--- TEXTE PRÉSENTÉ ---
────────────────

- Il était une fois, un vote, une défaite, une plainte, une annulation et un nouveau vote
Que s’est-il passé au Kenya ? Le pays a organisé le 8 août 2017 des élections législatives et présidentielles. Pour la troisième fois en 10 ans, les principaux candidats étaient Uhuru Kenyatta du Jubilee Party, et Raila Odinga du Orange Democratic Movement. En 2007, les élections étaient marquées par de grandes violences provoquant la mort de près de 1 300 Kenyans. Dix ans plus tard, U. Kenyatta, Président sortant, était réélu officiellement avec 54,27% des votes. Plusieurs incidents ont été rapportés autour des élections cette fois encore. R. Odinga, (44,74%), a déposé une plainte auprès de la Cour Suprême. Cette plainte était axée sur des problèmes liées à la transmission des résultats par la commission électorale. Le 1er septembre, le Président de la Cour Suprême annonçait l’annulation des résultats pour irrégularités dans leur transmission par la commission électorale. La décision détaillée devrait être rendue publique sous 21 jours et les élections organisées à nouveau sous 60 jours, d’ici à la fin du mois d’octobre 2017.
Cette décision a un écho retentissant en Afrique et au-delà au caractère indéniablement historique pour l’état de droit.
U. Kenyatta a déclaré qu’il acceptait la décision bien qu’il ne soit pas d’accord avec celle-ci. R. Odinga a célébré la décision tout en maintenant la pression sur la commission électorale.

────────────────

--- INFORMATIONS ---

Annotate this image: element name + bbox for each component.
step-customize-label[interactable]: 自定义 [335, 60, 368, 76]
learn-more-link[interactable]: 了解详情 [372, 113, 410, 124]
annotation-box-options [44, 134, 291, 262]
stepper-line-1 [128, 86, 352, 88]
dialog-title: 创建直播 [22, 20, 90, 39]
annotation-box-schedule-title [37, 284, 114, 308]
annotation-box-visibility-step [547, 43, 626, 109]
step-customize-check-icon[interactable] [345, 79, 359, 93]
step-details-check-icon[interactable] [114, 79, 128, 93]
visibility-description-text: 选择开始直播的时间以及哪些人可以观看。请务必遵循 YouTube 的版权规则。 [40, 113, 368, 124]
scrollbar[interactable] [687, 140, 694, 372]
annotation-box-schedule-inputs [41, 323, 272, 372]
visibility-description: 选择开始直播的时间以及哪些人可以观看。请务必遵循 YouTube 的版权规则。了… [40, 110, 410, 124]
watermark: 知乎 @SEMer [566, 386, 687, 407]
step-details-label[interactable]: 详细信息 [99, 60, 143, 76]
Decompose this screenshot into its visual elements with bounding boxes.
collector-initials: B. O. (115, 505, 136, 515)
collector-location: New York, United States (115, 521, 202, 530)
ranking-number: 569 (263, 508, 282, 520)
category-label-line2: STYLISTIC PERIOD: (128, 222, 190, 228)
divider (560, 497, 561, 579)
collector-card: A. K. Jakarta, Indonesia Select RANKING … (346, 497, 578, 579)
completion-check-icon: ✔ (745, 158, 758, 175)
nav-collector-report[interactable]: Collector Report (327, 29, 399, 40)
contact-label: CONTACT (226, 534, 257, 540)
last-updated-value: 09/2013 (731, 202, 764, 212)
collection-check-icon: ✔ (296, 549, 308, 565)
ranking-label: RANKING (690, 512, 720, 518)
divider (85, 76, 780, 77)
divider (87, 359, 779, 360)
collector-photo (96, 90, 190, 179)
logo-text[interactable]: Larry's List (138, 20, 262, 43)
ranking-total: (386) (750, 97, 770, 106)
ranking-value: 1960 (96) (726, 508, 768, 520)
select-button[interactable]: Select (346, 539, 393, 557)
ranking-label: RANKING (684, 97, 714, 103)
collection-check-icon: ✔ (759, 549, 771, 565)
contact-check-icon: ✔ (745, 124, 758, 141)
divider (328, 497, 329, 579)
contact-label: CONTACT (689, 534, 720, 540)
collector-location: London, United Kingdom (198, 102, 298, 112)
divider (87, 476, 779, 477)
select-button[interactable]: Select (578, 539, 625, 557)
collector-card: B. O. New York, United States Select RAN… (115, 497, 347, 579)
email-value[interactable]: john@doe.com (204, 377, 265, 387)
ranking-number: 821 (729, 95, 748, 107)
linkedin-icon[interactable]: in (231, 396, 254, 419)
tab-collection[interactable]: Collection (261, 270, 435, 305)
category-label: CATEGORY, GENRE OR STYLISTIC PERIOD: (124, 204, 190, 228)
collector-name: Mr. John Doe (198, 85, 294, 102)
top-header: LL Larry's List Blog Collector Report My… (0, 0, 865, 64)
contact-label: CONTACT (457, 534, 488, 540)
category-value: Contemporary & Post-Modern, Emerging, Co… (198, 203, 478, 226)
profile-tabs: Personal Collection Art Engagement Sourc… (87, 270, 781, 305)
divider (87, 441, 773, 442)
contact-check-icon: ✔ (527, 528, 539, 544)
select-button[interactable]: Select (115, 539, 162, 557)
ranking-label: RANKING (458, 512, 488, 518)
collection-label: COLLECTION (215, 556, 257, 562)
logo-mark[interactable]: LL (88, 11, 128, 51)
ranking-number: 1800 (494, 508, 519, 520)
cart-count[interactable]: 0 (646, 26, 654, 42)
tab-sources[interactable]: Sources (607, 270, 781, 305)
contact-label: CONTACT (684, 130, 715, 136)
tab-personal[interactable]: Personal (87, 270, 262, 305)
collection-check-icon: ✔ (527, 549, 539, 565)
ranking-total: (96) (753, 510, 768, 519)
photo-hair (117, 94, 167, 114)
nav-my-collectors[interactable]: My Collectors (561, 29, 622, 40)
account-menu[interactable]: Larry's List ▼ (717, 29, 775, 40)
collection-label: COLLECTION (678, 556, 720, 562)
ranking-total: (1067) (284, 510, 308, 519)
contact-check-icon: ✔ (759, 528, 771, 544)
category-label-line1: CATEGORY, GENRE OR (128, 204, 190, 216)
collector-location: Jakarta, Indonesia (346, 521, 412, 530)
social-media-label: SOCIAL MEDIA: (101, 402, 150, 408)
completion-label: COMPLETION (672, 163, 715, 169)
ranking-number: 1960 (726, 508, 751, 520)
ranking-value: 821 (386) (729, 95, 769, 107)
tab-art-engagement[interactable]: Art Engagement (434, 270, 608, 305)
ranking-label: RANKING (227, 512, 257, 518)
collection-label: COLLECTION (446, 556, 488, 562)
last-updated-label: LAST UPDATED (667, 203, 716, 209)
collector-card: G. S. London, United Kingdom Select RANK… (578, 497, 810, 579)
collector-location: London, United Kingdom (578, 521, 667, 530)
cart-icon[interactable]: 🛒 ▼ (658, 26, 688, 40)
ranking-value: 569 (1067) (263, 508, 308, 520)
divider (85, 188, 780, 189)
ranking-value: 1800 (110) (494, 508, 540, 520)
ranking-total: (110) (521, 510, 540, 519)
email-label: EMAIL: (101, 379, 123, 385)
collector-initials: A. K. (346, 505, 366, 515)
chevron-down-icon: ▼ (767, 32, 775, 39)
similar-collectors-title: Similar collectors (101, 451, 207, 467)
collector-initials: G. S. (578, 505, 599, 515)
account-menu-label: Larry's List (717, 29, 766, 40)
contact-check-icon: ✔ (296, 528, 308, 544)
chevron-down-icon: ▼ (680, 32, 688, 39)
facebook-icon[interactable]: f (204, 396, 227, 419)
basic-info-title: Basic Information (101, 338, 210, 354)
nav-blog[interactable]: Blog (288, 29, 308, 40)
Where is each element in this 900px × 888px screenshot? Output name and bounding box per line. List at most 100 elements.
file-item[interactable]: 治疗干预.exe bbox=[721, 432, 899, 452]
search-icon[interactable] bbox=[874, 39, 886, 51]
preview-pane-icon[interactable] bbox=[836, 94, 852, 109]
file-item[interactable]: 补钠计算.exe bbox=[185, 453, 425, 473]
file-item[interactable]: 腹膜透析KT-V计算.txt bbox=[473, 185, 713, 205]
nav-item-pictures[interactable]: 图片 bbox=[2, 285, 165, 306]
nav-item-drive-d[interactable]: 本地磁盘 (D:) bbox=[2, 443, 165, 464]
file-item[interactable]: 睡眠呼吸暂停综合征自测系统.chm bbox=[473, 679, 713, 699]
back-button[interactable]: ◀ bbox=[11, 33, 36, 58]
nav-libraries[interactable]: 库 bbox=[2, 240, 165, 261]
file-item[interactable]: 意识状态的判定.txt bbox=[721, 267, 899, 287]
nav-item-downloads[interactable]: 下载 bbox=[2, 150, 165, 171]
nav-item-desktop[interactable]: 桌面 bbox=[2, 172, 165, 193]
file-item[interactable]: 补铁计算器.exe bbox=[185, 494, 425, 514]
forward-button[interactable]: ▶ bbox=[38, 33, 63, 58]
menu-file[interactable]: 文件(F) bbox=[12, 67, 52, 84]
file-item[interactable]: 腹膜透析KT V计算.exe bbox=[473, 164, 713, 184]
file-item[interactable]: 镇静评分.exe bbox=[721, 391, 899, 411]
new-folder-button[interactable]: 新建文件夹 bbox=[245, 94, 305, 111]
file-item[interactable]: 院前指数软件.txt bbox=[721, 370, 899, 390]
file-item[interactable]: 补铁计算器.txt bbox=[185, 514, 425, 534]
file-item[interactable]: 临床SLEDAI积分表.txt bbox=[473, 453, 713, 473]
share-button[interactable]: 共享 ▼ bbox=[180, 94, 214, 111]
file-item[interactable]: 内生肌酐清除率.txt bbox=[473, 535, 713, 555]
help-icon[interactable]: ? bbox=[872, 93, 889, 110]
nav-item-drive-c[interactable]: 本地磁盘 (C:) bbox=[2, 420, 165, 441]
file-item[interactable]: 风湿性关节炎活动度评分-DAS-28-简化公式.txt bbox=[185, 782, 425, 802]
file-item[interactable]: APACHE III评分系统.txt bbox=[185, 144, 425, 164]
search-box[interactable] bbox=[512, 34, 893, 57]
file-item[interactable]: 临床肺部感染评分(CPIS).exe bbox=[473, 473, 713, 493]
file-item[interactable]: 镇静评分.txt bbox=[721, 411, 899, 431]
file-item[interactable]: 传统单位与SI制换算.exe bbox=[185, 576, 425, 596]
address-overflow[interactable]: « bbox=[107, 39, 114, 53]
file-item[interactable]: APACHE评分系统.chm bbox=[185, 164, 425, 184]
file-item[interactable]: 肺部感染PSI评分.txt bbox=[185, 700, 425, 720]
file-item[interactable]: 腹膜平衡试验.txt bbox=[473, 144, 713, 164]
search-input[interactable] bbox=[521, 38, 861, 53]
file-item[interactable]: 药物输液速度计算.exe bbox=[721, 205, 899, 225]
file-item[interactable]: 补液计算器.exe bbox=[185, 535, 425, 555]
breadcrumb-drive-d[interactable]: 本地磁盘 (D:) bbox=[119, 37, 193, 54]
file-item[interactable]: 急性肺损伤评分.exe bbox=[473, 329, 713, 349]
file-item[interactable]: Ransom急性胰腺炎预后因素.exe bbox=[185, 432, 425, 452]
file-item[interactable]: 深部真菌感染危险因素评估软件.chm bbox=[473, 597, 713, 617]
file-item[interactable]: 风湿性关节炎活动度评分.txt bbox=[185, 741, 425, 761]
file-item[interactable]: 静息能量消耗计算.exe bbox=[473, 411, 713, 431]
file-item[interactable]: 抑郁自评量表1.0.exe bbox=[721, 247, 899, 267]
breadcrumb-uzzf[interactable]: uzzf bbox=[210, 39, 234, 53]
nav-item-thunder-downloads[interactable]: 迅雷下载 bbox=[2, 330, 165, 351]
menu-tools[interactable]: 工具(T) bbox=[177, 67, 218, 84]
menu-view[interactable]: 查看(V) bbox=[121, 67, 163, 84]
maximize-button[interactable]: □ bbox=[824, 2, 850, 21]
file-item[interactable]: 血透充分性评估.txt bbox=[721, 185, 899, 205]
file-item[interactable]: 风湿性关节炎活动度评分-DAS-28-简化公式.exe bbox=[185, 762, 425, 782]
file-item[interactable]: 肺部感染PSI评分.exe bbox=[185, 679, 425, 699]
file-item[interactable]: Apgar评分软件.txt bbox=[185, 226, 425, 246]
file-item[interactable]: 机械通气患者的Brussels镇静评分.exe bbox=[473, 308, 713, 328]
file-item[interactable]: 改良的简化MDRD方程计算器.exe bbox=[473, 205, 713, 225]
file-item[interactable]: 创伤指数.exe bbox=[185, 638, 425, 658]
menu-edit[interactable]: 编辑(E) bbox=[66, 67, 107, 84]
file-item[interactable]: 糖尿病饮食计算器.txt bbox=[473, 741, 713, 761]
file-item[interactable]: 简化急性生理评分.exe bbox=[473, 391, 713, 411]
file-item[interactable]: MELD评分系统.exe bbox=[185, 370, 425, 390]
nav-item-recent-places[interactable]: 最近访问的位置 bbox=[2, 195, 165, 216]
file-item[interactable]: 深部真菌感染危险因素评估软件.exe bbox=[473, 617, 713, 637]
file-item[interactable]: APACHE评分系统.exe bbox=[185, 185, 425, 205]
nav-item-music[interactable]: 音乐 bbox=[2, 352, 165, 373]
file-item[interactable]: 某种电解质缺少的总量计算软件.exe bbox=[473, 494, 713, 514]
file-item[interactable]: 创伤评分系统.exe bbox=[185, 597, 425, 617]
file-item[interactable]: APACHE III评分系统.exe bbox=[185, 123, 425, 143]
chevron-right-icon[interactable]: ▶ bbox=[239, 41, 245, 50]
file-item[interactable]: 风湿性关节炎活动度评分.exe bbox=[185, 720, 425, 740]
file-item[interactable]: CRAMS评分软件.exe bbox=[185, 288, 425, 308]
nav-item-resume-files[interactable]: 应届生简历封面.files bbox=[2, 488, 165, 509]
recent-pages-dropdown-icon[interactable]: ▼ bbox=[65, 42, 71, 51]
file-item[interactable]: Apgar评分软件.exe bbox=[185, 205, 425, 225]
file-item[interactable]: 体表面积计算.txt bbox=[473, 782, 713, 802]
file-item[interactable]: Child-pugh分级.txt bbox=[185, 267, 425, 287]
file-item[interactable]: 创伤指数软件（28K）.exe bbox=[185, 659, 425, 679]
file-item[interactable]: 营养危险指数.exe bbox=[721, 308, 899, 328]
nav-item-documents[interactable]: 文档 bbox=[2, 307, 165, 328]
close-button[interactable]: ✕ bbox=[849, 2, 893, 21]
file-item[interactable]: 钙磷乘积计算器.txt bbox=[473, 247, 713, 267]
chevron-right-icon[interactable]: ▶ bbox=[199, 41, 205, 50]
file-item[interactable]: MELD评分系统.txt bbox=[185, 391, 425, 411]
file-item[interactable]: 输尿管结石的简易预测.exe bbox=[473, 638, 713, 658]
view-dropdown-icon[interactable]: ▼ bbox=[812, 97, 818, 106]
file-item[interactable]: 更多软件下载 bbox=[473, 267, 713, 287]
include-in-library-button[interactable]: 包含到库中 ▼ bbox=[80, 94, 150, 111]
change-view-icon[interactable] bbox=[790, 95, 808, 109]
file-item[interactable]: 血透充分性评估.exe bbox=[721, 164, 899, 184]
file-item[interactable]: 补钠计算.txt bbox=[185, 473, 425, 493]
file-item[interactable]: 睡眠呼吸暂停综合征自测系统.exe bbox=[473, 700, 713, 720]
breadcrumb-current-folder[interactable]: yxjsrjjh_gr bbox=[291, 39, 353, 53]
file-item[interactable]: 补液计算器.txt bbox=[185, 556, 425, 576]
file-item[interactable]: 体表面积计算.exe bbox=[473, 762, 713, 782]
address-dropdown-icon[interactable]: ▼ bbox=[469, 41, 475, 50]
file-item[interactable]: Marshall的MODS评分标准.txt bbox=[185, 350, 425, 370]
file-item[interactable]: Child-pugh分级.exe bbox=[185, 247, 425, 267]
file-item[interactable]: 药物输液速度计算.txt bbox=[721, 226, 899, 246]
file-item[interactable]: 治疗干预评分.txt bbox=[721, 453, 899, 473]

────────────────

--- SÉRIE D'EXERCICES ---
[A] Restituez le passage du texte sur les élections au Kenya qui commence par « U. Kenyatta a » et se poursuit jusqu'à « sur la commission électorale. ».
[B] Résumez en deux phrases le texte sur les élections au Kenya.
Ce matériel provient d'une autre source.

--- RÉPONSES AUX EXERCICES ---
[A]
U. Kenyatta a déclaré qu’il acceptait la décision bien qu’il ne soit pas d’accord avec celle-ci. R. Odinga a célébré la décision tout en maintenant la pression sur la commission électorale.

[B] Après les élections du 8 août 2017 au Kenya, le Président sortant Uhuru Kenyatta a été officiellement réélu avec 54,27 % des votes, et Raila Odinga a déposé une plainte auprès de la Cour Suprême sur la transmission des résultats par la commission électorale. Le 1er septembre, le Président de la Cour Suprême a annoncé l'annulation des résultats pour irrégularités dans cette transmission, une décision historique pour l'état de droit que Kenyatta a acceptée sans l'approuver et qu'Odinga a célébrée.